ENTRIES SHOWN
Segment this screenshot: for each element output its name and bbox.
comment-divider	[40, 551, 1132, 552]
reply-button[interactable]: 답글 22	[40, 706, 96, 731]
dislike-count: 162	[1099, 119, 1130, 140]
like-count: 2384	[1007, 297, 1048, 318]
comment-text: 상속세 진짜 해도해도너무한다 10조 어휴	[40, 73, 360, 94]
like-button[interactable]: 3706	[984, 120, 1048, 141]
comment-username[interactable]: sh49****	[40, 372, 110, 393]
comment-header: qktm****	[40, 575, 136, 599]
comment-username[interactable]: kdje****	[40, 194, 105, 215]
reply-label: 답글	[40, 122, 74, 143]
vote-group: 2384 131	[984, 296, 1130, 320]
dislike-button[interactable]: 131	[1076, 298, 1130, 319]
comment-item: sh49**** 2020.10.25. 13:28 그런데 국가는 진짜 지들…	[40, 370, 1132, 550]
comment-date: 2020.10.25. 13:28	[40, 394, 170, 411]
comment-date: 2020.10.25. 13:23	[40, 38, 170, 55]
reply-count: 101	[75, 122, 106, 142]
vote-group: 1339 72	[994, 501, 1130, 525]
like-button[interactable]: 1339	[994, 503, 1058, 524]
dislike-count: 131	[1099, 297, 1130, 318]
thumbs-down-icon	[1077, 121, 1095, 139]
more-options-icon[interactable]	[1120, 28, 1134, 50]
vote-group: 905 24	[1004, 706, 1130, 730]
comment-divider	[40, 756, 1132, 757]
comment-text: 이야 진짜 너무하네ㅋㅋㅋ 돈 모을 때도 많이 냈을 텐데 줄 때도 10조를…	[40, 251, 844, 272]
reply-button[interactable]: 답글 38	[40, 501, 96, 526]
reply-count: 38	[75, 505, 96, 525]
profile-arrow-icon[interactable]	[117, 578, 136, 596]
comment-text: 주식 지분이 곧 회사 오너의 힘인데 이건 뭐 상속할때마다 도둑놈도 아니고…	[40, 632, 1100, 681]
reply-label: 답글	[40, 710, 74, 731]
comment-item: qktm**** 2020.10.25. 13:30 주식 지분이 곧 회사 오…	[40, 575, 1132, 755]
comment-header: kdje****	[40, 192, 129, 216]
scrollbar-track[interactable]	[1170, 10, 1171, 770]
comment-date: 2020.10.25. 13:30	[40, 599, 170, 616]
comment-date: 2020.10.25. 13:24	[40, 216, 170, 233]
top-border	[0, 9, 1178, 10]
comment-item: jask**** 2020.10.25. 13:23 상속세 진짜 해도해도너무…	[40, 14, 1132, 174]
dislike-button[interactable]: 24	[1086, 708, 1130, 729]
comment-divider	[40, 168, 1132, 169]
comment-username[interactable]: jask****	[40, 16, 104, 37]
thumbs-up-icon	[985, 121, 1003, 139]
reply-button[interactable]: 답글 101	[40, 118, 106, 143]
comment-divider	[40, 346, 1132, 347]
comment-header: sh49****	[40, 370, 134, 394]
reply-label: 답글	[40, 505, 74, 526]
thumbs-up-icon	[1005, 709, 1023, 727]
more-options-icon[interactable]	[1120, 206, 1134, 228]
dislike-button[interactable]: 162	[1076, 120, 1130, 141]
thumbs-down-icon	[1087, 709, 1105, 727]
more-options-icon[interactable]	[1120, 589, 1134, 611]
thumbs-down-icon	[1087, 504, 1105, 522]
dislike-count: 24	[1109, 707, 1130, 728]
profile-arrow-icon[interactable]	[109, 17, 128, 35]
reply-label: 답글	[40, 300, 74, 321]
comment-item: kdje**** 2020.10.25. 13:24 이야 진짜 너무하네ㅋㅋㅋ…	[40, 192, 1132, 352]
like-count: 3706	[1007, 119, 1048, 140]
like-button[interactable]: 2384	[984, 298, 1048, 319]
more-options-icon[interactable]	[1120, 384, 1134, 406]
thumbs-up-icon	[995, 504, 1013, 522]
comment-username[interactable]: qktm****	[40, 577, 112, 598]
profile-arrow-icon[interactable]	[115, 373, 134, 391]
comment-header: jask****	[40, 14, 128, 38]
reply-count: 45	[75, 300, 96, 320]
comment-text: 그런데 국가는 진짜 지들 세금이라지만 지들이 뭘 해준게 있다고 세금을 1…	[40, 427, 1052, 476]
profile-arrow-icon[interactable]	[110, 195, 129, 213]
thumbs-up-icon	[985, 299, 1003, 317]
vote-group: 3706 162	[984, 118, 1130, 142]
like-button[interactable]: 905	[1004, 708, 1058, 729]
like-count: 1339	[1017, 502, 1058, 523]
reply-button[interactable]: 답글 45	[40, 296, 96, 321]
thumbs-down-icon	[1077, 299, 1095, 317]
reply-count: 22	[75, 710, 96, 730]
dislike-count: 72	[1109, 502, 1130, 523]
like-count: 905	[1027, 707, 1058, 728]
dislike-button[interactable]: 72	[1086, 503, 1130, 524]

WORK TO BE COMPLETED
Extract each line of the records above that contains the string "date".

EXERCISE RESPONSE
comment-date: 2020.10.25. 13:28	[40, 394, 170, 411]
comment-date: 2020.10.25. 13:23	[40, 38, 170, 55]
comment-date: 2020.10.25. 13:30	[40, 599, 170, 616]
comment-date: 2020.10.25. 13:24	[40, 216, 170, 233]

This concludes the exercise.